— AIM —
Print each of the entries below verbatim, line for line, with nothing added, removed, or changed.

** BEGIN **

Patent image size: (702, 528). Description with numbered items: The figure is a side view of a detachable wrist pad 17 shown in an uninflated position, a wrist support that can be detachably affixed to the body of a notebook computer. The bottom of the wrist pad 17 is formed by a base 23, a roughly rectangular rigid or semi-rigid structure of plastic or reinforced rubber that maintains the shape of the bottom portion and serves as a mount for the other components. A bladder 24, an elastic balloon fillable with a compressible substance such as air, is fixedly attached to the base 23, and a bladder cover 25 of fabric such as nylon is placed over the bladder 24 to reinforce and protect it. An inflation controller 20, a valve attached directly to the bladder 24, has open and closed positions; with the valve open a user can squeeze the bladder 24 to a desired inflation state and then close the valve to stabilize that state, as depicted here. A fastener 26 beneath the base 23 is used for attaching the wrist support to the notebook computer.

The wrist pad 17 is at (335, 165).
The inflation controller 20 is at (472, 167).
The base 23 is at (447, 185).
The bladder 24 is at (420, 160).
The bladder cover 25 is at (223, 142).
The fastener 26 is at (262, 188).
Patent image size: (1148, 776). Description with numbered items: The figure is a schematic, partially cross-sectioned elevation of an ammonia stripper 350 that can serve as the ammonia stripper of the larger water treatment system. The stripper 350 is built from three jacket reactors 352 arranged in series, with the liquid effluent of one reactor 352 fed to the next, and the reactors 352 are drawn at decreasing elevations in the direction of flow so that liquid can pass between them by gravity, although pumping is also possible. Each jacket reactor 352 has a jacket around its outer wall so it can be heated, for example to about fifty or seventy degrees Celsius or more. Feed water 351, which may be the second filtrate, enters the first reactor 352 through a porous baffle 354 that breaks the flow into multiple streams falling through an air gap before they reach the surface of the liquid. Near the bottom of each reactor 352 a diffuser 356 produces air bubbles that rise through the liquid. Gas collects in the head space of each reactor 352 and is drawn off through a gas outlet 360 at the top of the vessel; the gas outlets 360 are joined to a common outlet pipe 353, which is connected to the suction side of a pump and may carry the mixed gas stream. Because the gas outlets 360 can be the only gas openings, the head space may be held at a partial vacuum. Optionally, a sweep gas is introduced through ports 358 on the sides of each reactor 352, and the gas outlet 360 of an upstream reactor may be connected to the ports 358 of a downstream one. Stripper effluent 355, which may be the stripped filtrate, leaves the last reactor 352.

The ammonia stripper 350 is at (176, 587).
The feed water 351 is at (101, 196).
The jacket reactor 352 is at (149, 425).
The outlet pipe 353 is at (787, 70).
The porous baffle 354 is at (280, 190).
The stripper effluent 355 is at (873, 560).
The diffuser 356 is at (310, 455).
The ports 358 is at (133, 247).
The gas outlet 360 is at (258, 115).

** END **

— COMPLETE RESPONSE —
Patent image size: (702, 528). Description with numbered items: The figure is a side view of a detachable wrist pad 17 shown in an uninflated position, a wrist support that can be detachably affixed to the body of a notebook computer. The bottom of the wrist pad 17 is formed by a base 23, a roughly rectangular rigid or semi-rigid structure of plastic or reinforced rubber that maintains the shape of the bottom portion and serves as a mount for the other components. A bladder 24, an elastic balloon fillable with a compressible substance such as air, is fixedly attached to the base 23, and a bladder cover 25 of fabric such as nylon is placed over the bladder 24 to reinforce and protect it. An inflation controller 20, a valve attached directly to the bladder 24, has open and closed positions; with the valve open a user can squeeze the bladder 24 to a desired inflation state and then close the valve to stabilize that state, as depicted here. A fastener 26 beneath the base 23 is used for attaching the wrist support to the notebook computer.

The wrist pad 17 is at (335, 165).
The inflation controller 20 is at (472, 167).
The base 23 is at (447, 185).
The bladder 24 is at (420, 160).
The bladder cover 25 is at (223, 142).
The fastener 26 is at (262, 188).
Patent image size: (1148, 776). Description with numbered items: The figure is a schematic, partially cross-sectioned elevation of an ammonia stripper 350 that can serve as the ammonia stripper of the larger water treatment system. The stripper 350 is built from three jacket reactors 352 arranged in series, with the liquid effluent of one reactor 352 fed to the next, and the reactors 352 are drawn at decreasing elevations in the direction of flow so that liquid can pass between them by gravity, although pumping is also possible. Each jacket reactor 352 has a jacket around its outer wall so it can be heated, for example to about fifty or seventy degrees Celsius or more. Feed water 351, which may be the second filtrate, enters the first reactor 352 through a porous baffle 354 that breaks the flow into multiple streams falling through an air gap before they reach the surface of the liquid. Near the bottom of each reactor 352 a diffuser 356 produces air bubbles that rise through the liquid. Gas collects in the head space of each reactor 352 and is drawn off through a gas outlet 360 at the top of the vessel; the gas outlets 360 are joined to a common outlet pipe 353, which is connected to the suction side of a pump and may carry the mixed gas stream. Because the gas outlets 360 can be the only gas openings, the head space may be held at a partial vacuum. Optionally, a sweep gas is introduced through ports 358 on the sides of each reactor 352, and the gas outlet 360 of an upstream reactor may be connected to the ports 358 of a downstream one. Stripper effluent 355, which may be the stripped filtrate, leaves the last reactor 352.

The ammonia stripper 350 is at (176, 587).
The feed water 351 is at (101, 196).
The jacket reactor 352 is at (149, 425).
The outlet pipe 353 is at (787, 70).
The porous baffle 354 is at (280, 190).
The stripper effluent 355 is at (873, 560).
The diffuser 356 is at (310, 455).
The ports 358 is at (133, 247).
The gas outlet 360 is at (258, 115).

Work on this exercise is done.